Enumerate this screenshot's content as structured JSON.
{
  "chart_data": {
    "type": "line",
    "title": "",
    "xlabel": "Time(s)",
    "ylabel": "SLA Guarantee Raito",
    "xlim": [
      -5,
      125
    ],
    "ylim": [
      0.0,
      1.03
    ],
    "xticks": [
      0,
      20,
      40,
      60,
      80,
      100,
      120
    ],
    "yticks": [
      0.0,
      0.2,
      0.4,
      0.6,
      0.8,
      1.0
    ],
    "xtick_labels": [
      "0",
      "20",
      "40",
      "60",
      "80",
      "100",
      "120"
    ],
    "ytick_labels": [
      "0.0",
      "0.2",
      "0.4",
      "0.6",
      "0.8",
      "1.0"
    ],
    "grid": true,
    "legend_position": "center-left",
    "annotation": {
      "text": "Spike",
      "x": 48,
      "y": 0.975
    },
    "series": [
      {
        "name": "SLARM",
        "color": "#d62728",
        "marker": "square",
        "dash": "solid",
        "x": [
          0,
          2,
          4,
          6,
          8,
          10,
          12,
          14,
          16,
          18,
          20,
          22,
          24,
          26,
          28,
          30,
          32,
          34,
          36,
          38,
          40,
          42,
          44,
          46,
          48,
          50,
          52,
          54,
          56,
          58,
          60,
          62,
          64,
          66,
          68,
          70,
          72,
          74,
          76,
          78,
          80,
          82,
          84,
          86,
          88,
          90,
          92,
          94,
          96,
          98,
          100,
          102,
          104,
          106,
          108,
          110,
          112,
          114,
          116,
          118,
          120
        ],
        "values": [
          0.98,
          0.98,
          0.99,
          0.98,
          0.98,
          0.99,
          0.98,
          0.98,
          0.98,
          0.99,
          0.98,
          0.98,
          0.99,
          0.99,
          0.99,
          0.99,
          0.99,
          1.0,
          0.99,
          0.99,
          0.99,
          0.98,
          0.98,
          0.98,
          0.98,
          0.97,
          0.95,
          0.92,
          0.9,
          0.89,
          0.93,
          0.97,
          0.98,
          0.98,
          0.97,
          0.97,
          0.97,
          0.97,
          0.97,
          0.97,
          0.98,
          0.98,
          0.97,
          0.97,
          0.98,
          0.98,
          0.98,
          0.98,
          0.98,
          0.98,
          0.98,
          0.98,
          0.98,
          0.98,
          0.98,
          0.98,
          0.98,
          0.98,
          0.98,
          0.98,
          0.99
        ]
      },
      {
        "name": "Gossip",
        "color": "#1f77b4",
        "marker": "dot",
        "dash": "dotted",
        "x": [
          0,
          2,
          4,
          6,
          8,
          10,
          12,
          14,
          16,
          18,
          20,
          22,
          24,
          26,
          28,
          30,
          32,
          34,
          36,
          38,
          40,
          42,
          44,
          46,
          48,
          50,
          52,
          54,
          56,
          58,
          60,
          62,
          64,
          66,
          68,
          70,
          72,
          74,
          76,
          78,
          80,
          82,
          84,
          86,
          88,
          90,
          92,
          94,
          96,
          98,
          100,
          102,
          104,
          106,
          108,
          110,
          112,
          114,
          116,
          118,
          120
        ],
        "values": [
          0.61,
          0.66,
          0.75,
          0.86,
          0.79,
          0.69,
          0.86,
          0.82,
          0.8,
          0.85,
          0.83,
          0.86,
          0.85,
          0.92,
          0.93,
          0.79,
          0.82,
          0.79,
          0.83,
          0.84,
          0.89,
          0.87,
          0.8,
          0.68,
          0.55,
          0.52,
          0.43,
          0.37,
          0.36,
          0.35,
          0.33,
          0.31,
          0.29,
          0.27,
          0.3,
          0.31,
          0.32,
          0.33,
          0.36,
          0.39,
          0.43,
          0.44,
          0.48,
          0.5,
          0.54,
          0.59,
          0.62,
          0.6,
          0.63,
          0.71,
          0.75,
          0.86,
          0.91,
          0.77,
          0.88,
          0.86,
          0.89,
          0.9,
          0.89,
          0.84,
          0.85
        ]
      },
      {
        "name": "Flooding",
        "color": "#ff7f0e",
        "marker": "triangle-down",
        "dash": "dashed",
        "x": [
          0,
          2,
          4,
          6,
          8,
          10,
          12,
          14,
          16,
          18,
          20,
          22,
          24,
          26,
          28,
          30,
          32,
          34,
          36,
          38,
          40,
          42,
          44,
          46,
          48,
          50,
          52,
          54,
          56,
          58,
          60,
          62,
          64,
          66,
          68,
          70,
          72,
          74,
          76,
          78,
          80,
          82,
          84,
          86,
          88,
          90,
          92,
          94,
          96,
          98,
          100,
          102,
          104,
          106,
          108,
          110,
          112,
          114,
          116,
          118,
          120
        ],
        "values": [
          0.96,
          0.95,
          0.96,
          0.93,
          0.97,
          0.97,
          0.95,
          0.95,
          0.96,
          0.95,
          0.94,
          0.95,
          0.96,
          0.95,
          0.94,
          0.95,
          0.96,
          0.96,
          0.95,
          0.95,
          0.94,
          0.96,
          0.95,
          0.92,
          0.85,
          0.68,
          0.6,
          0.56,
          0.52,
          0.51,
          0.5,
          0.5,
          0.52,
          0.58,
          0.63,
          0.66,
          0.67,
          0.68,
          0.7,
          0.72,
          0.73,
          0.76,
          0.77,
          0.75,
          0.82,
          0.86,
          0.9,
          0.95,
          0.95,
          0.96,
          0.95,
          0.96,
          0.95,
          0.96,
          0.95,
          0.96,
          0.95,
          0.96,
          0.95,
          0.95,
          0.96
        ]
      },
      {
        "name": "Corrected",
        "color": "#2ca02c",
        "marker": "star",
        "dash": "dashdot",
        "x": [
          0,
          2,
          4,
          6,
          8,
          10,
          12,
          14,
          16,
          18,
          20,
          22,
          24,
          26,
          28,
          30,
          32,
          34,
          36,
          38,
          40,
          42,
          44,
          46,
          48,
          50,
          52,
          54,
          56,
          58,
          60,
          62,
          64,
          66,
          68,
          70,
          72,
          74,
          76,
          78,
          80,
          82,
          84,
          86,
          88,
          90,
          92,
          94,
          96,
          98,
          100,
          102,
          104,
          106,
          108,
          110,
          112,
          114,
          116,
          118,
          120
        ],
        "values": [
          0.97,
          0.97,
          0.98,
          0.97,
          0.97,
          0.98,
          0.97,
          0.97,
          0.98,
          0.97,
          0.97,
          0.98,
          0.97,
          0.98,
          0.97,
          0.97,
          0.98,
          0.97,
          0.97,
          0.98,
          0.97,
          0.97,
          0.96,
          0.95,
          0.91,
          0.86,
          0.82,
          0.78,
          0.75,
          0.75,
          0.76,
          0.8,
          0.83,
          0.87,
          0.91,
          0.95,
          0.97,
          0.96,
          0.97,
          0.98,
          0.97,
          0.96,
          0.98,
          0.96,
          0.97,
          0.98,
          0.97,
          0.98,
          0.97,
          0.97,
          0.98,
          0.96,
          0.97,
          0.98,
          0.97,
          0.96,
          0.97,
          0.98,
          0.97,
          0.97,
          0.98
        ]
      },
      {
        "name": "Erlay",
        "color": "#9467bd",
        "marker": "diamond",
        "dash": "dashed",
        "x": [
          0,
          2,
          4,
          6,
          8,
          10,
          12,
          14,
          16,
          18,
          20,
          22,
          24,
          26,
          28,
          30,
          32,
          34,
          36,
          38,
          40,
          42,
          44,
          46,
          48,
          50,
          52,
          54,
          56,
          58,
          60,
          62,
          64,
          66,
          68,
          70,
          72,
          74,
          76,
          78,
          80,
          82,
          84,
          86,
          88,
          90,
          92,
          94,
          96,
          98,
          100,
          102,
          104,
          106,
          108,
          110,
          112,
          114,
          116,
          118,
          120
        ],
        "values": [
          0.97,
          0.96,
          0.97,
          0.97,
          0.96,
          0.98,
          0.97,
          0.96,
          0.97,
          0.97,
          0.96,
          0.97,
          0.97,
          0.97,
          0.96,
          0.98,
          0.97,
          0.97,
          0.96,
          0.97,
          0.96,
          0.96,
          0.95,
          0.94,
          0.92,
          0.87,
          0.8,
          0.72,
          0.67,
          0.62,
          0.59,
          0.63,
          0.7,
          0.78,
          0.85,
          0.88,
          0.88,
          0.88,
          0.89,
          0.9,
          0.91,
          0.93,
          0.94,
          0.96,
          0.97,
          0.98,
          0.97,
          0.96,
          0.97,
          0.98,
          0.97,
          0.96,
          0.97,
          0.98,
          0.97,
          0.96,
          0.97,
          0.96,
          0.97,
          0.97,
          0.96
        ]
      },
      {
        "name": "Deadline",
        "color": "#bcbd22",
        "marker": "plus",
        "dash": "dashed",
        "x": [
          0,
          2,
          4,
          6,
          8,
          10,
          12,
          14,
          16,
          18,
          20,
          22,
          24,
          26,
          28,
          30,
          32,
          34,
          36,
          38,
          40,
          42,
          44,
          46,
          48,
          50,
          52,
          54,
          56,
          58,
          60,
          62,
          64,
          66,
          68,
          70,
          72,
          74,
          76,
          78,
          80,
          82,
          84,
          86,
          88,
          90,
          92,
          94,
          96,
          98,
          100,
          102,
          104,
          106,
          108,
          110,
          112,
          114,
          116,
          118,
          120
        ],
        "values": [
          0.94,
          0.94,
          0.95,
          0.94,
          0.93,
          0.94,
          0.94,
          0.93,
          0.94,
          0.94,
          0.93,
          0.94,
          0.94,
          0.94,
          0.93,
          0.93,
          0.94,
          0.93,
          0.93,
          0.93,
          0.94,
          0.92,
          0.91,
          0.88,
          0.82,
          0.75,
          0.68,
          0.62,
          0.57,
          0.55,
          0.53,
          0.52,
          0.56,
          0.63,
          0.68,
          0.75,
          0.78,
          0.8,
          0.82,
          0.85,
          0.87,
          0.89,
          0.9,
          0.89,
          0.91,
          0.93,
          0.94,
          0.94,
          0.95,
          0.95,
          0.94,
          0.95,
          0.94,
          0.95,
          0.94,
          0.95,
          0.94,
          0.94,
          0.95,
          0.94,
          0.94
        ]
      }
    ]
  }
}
_ _ _ _
* [WHAT THE EXERCISE ASKS]: Show, from the listing above, each line that contains the word "name".

* [REPLY]:
        "name": "SLARM",
        "name": "Gossip",
        "name": "Flooding",
        "name": "Corrected",
        "name": "Erlay",
        "name": "Deadline",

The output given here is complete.